■ **Task requirements**: Tally the lines holding the word "Kingara" and state the count by itself.

+++ Data listing

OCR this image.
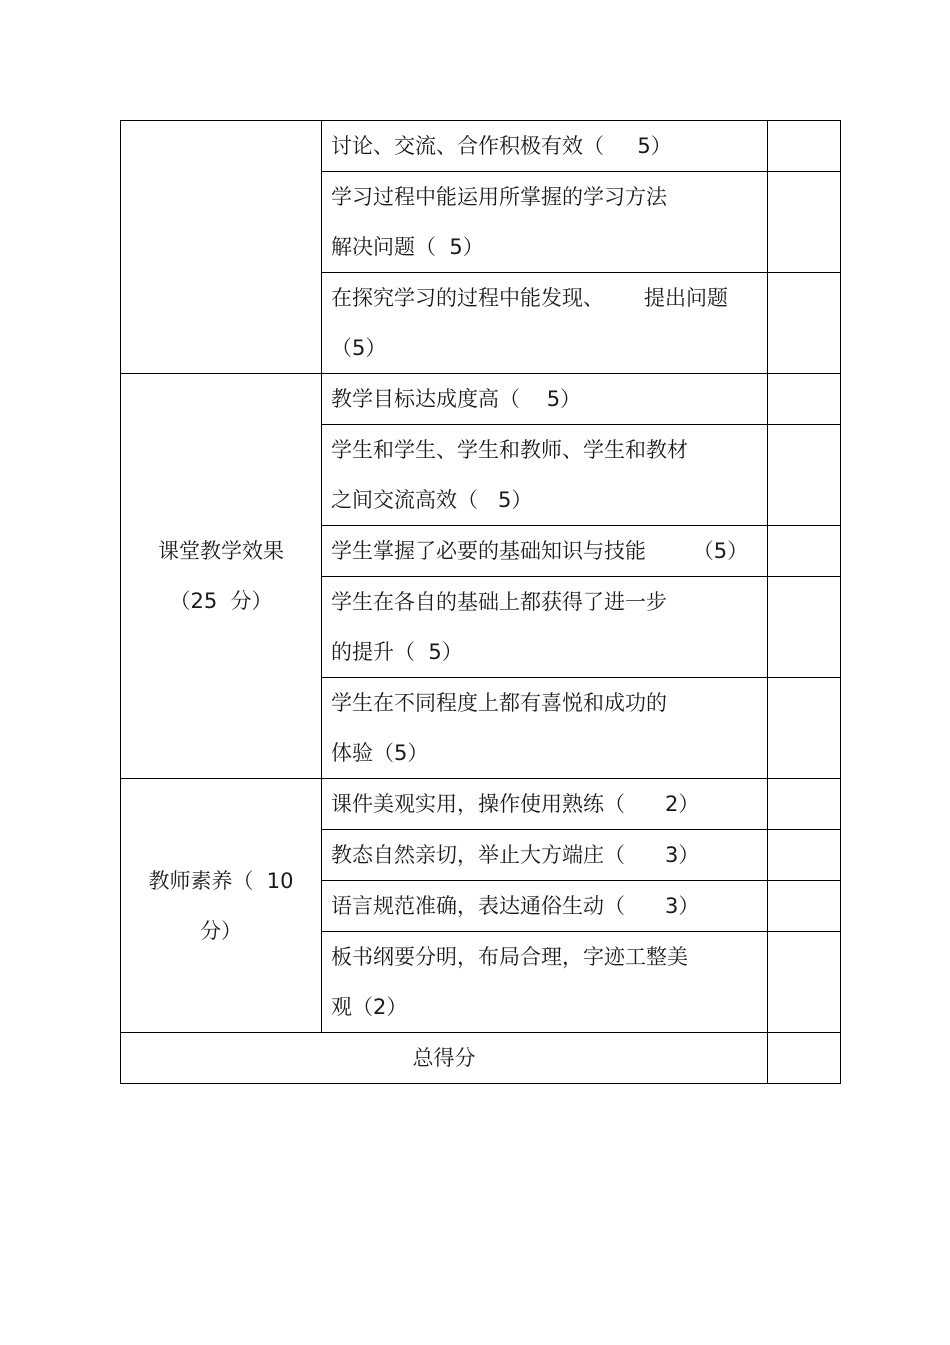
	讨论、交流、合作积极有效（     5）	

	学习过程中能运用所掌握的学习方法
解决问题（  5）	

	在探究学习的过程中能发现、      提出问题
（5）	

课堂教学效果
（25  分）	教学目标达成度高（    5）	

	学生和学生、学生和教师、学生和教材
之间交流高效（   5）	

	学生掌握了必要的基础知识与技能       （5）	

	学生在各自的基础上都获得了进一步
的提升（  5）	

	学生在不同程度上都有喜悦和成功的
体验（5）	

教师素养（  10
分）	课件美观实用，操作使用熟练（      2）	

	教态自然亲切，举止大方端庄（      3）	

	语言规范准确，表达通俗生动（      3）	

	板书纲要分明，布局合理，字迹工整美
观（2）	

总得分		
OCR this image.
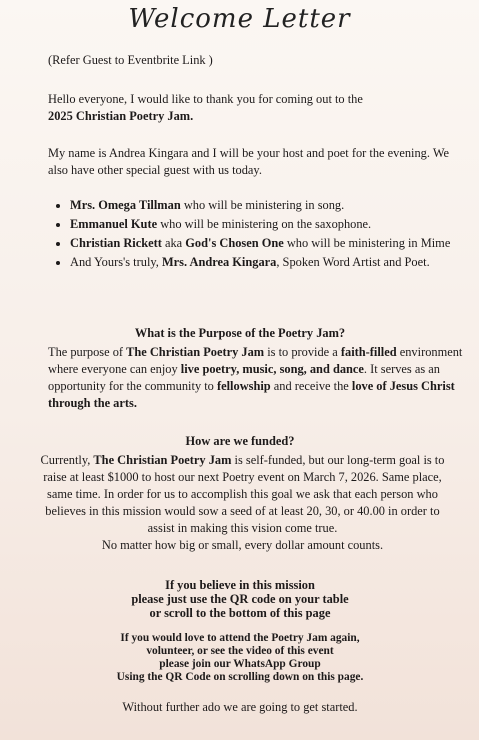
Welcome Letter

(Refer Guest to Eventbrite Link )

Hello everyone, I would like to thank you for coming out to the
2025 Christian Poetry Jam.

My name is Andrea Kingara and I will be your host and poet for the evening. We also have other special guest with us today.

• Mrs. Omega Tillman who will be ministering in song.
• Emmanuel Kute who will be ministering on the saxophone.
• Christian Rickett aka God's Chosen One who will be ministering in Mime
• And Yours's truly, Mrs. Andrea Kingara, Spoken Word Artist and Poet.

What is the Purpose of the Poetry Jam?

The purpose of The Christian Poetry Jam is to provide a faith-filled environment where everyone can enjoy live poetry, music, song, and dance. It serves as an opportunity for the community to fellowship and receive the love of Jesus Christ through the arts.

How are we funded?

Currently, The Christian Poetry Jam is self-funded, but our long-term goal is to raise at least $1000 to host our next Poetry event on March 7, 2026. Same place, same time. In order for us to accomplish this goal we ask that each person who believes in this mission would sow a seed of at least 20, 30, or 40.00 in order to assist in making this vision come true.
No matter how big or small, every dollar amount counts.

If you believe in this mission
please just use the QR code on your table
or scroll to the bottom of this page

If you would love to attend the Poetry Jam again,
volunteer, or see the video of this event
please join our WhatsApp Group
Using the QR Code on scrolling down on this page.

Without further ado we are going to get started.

++++++
+++ Data listing

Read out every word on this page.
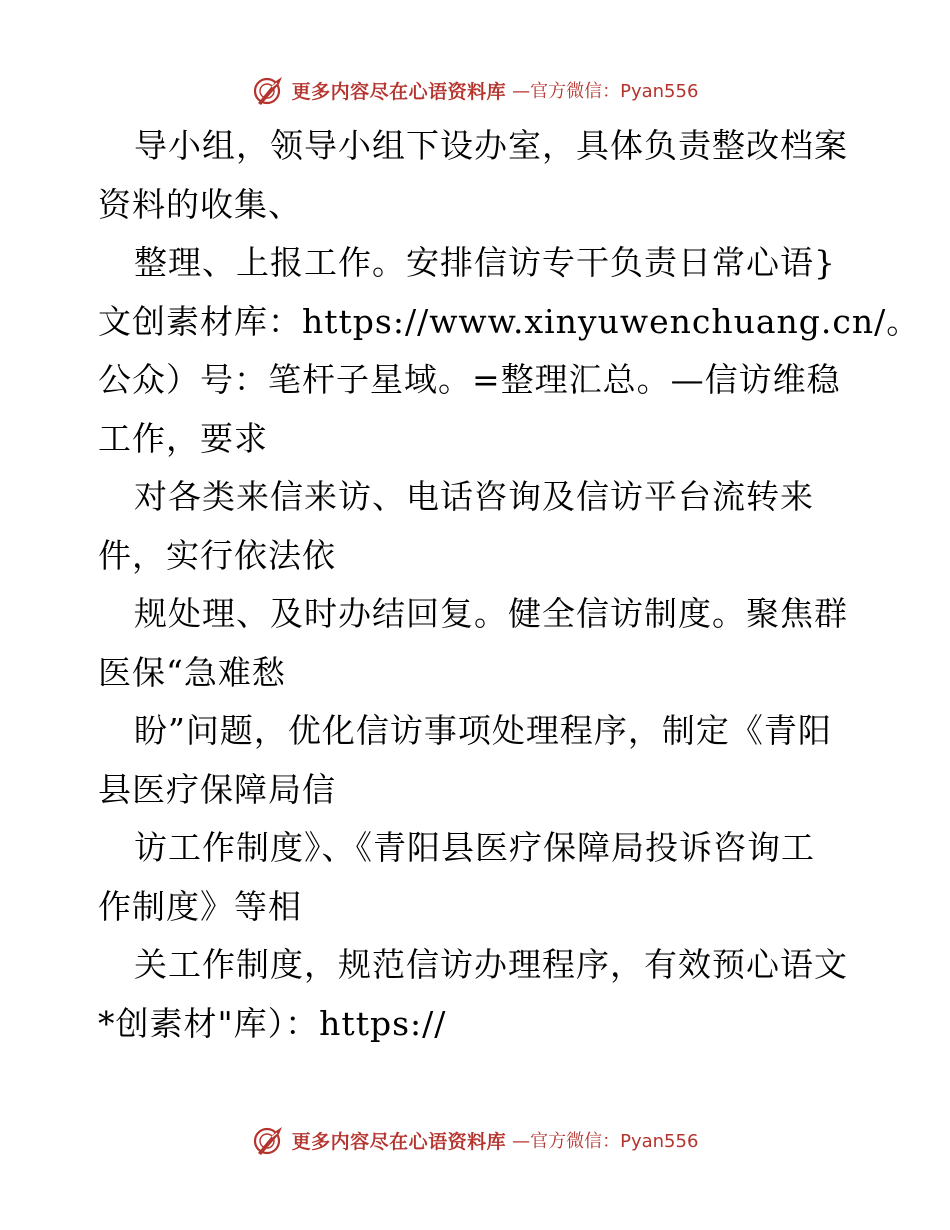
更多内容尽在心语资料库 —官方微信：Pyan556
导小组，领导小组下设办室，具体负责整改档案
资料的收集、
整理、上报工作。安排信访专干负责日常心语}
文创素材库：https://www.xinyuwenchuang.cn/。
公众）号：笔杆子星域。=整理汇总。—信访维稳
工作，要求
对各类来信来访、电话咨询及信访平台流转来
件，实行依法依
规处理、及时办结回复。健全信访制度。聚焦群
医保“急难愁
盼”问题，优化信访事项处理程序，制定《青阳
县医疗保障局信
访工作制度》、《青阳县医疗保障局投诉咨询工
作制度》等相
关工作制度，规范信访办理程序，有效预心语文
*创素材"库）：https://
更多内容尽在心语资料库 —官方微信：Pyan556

++++++

■ **Exercise result**: 2